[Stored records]
--- Begin ---

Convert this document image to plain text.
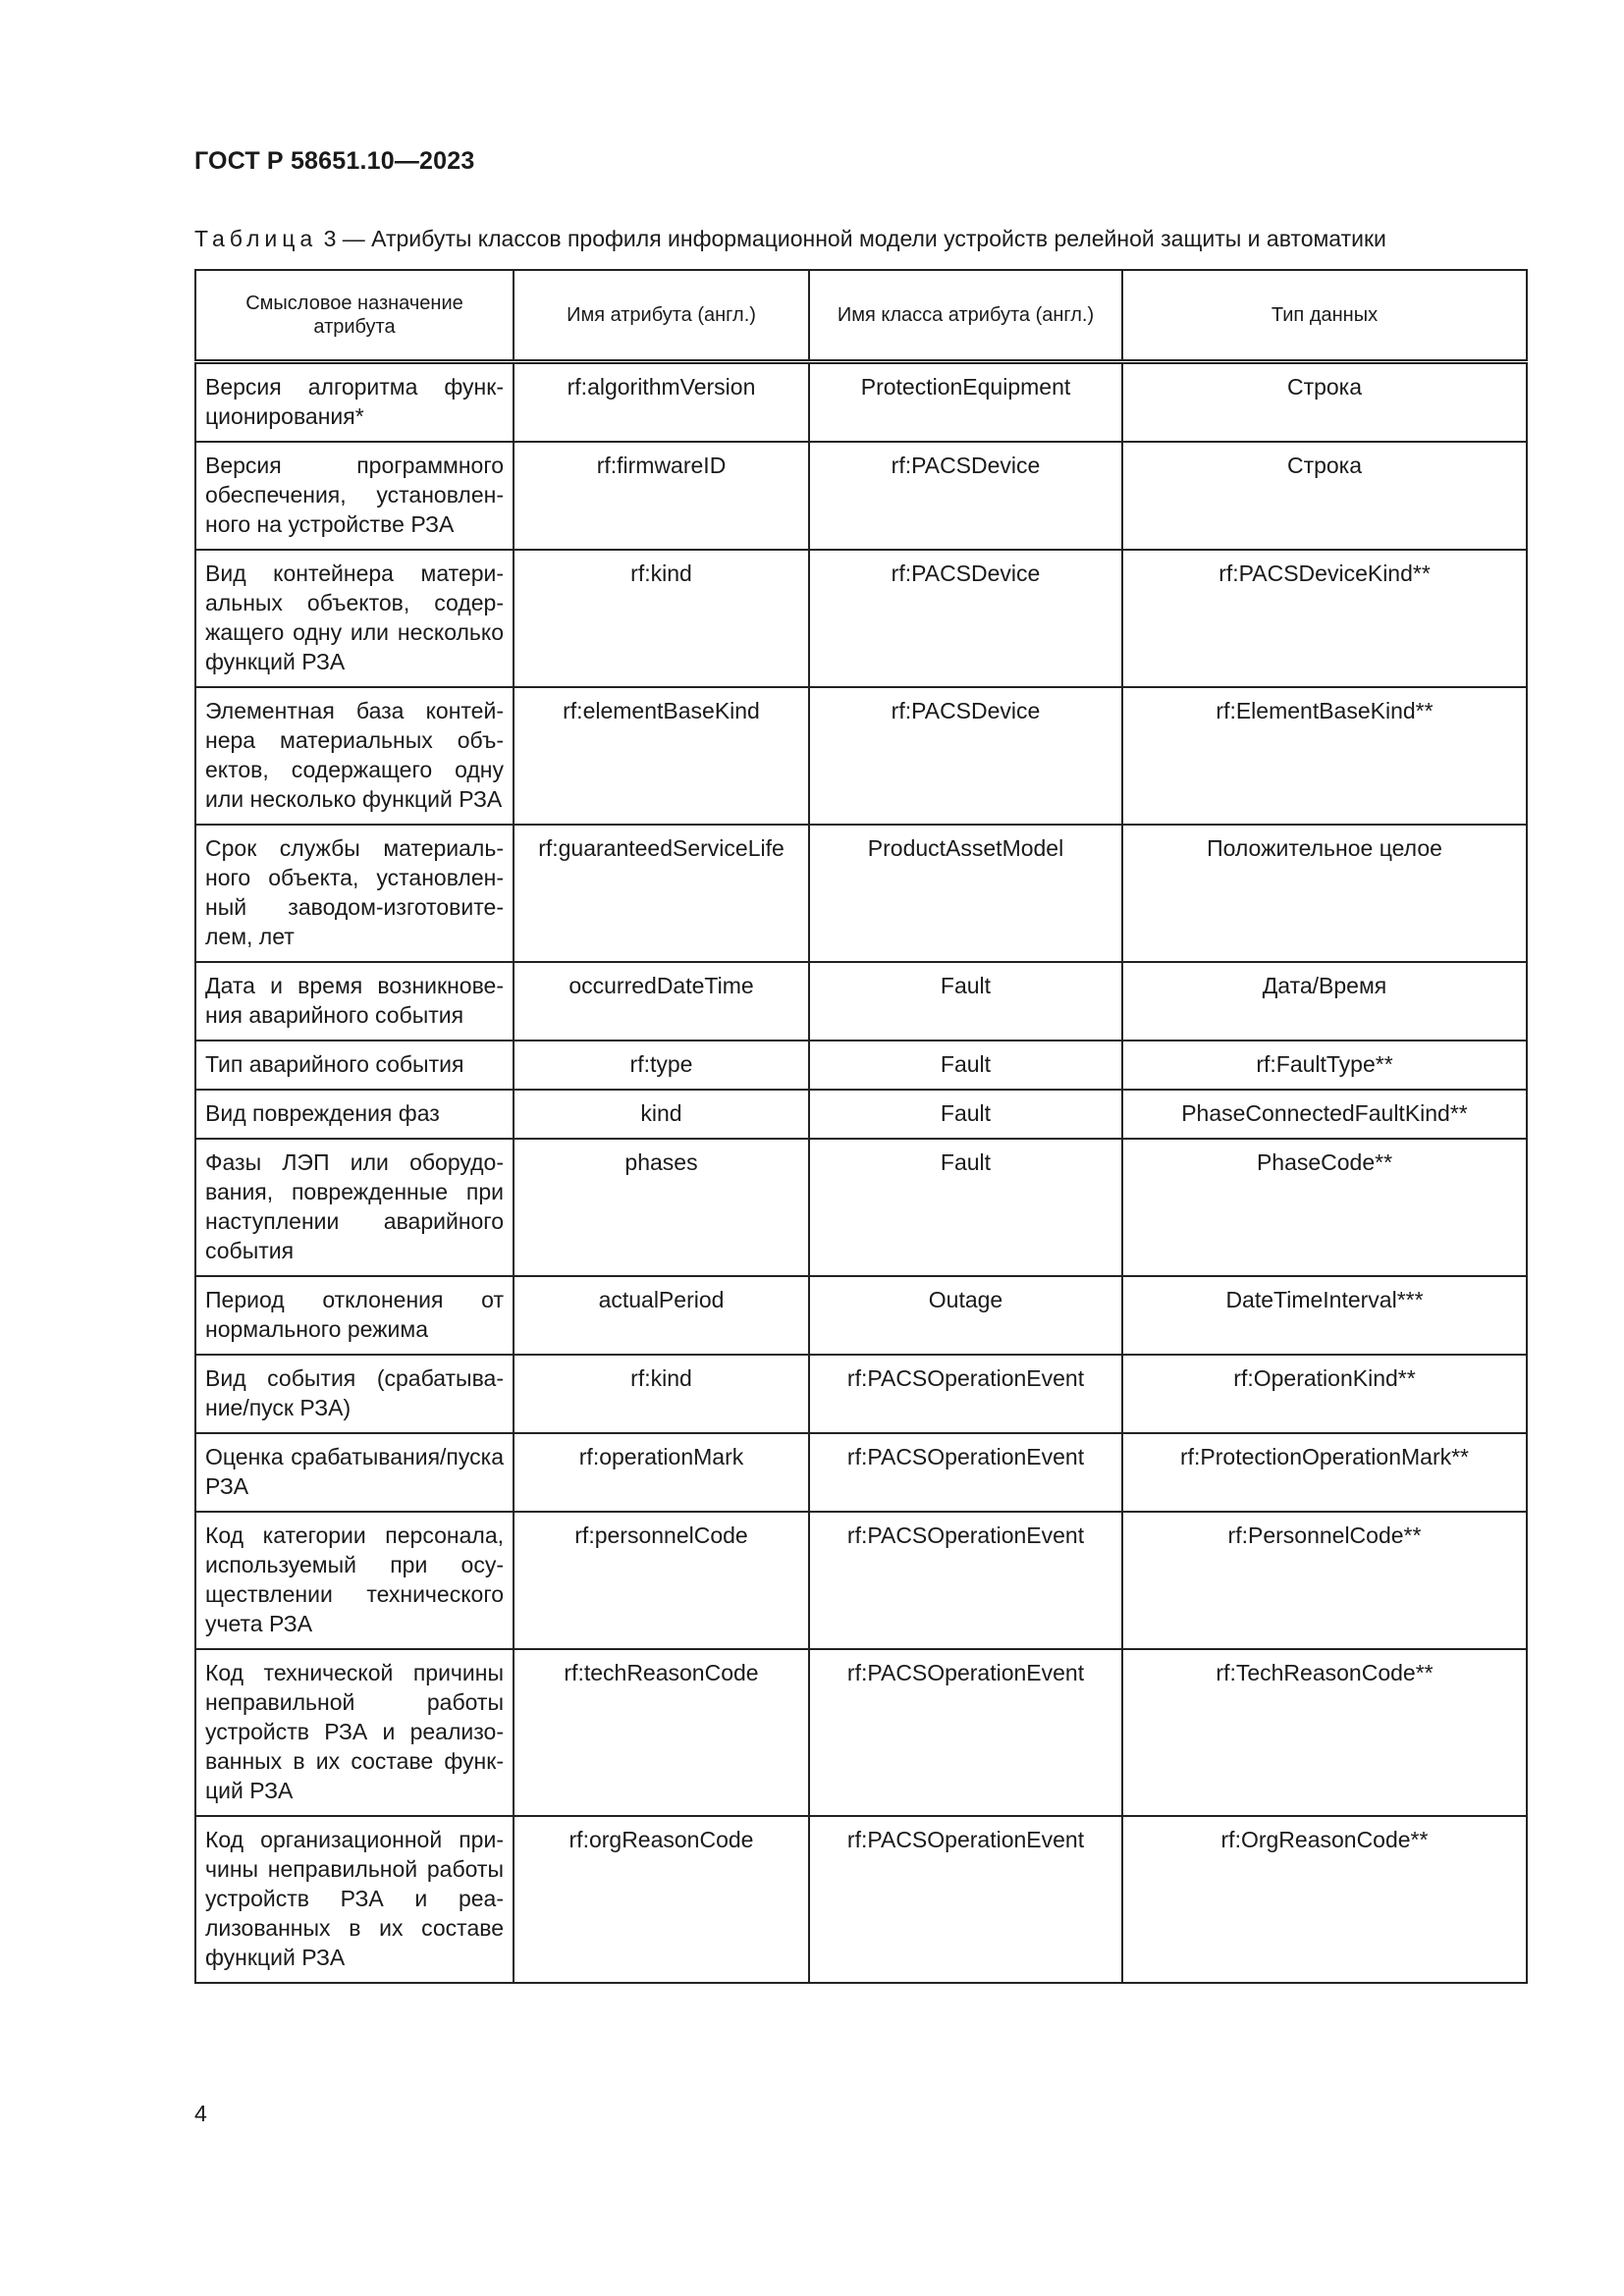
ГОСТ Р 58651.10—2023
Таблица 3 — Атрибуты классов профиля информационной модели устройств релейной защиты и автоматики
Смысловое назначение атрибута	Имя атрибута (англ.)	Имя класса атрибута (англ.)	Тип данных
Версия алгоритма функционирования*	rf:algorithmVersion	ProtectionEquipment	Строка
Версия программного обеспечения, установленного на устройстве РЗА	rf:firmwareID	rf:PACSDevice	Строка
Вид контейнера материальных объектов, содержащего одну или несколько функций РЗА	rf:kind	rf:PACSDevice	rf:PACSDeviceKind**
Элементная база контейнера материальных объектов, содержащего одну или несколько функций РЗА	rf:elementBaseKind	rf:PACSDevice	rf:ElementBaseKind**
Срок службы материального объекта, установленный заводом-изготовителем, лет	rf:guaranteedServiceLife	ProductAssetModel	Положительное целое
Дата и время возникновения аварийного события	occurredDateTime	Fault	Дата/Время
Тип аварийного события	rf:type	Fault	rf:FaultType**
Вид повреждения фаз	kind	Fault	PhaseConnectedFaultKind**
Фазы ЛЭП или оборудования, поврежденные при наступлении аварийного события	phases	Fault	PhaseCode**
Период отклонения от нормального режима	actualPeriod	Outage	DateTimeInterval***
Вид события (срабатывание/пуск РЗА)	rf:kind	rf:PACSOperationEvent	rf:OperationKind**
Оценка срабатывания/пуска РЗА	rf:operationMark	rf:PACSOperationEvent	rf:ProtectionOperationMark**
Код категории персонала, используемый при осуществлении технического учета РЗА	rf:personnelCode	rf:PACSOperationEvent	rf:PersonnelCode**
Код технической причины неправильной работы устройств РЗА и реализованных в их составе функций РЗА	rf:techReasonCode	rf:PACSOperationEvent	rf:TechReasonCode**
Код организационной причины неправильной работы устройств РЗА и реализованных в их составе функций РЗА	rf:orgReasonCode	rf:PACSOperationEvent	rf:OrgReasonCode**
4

--- End ---

Written request:
Repeat all of the records verbatim, leaving out the pictures.

Completed exercise:
Convert this document image to plain text.
ГОСТ Р 58651.10—2023
Таблица 3 — Атрибуты классов профиля информационной модели устройств релейной защиты и автоматики
Смысловое назначение атрибута	Имя атрибута (англ.)	Имя класса атрибута (англ.)	Тип данных
Версия алгоритма функционирования*	rf:algorithmVersion	ProtectionEquipment	Строка
Версия программного обеспечения, установленного на устройстве РЗА	rf:firmwareID	rf:PACSDevice	Строка
Вид контейнера материальных объектов, содержащего одну или несколько функций РЗА	rf:kind	rf:PACSDevice	rf:PACSDeviceKind**
Элементная база контейнера материальных объектов, содержащего одну или несколько функций РЗА	rf:elementBaseKind	rf:PACSDevice	rf:ElementBaseKind**
Срок службы материального объекта, установленный заводом-изготовителем, лет	rf:guaranteedServiceLife	ProductAssetModel	Положительное целое
Дата и время возникновения аварийного события	occurredDateTime	Fault	Дата/Время
Тип аварийного события	rf:type	Fault	rf:FaultType**
Вид повреждения фаз	kind	Fault	PhaseConnectedFaultKind**
Фазы ЛЭП или оборудования, поврежденные при наступлении аварийного события	phases	Fault	PhaseCode**
Период отклонения от нормального режима	actualPeriod	Outage	DateTimeInterval***
Вид события (срабатывание/пуск РЗА)	rf:kind	rf:PACSOperationEvent	rf:OperationKind**
Оценка срабатывания/пуска РЗА	rf:operationMark	rf:PACSOperationEvent	rf:ProtectionOperationMark**
Код категории персонала, используемый при осуществлении технического учета РЗА	rf:personnelCode	rf:PACSOperationEvent	rf:PersonnelCode**
Код технической причины неправильной работы устройств РЗА и реализованных в их составе функций РЗА	rf:techReasonCode	rf:PACSOperationEvent	rf:TechReasonCode**
Код организационной причины неправильной работы устройств РЗА и реализованных в их составе функций РЗА	rf:orgReasonCode	rf:PACSOperationEvent	rf:OrgReasonCode**
4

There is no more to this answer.